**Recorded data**
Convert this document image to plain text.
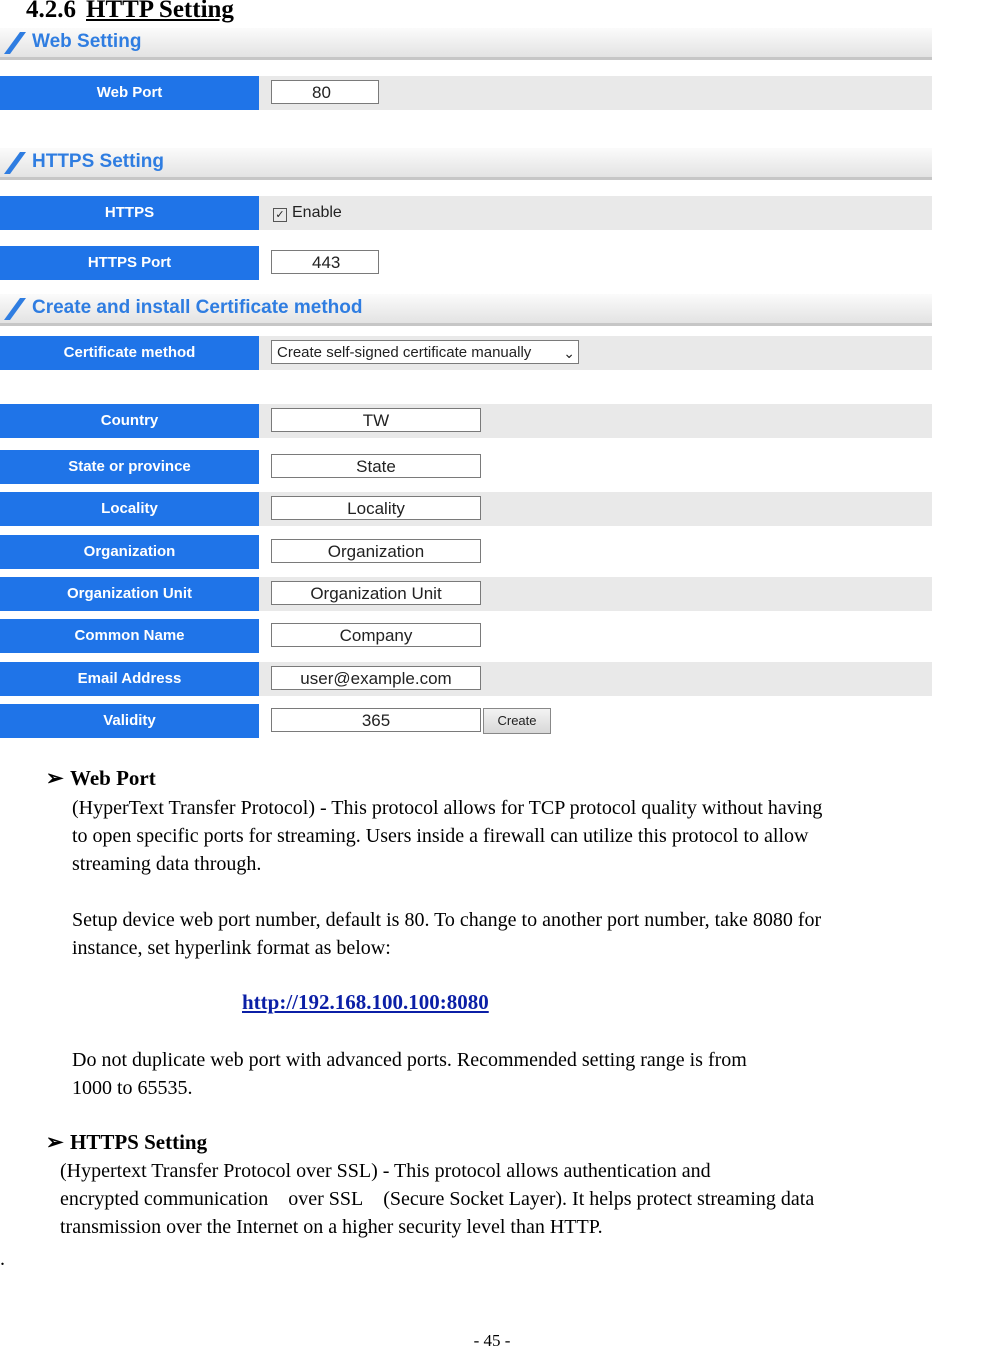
4.2.6 HTTP Setting
Web Setting
Web Port	80
HTTPS Setting
HTTPS	✓ Enable
HTTPS Port	443
Create and install Certificate method
Certificate method	Create self-signed certificate manually ⌄
Country	TW
State or province	State
Locality	Locality
Organization	Organization
Organization Unit	Organization Unit
Common Name	Company
Email Address	user@example.com
Validity	365	Create
➢ Web Port
(HyperText Transfer Protocol) - This protocol allows for TCP protocol quality without having
to open specific ports for streaming. Users inside a firewall can utilize this protocol to allow
streaming data through.
Setup device web port number, default is 80. To change to another port number, take 8080 for
instance, set hyperlink format as below:
http://192.168.100.100:8080
Do not duplicate web port with advanced ports. Recommended setting range is from
1000 to 65535.
➢ HTTPS Setting
(Hypertext Transfer Protocol over SSL) - This protocol allows authentication and
encrypted communication    over SSL    (Secure Socket Layer). It helps protect streaming data
transmission over the Internet on a higher security level than HTTP.
.
- 45 -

**GOAL**
Scan the entries above. Copy each line that has the string "HTTPS".

**FINISHED ANSWER**
HTTPS Setting
HTTPS	✓ Enable
HTTPS Port	443
➢ HTTPS Setting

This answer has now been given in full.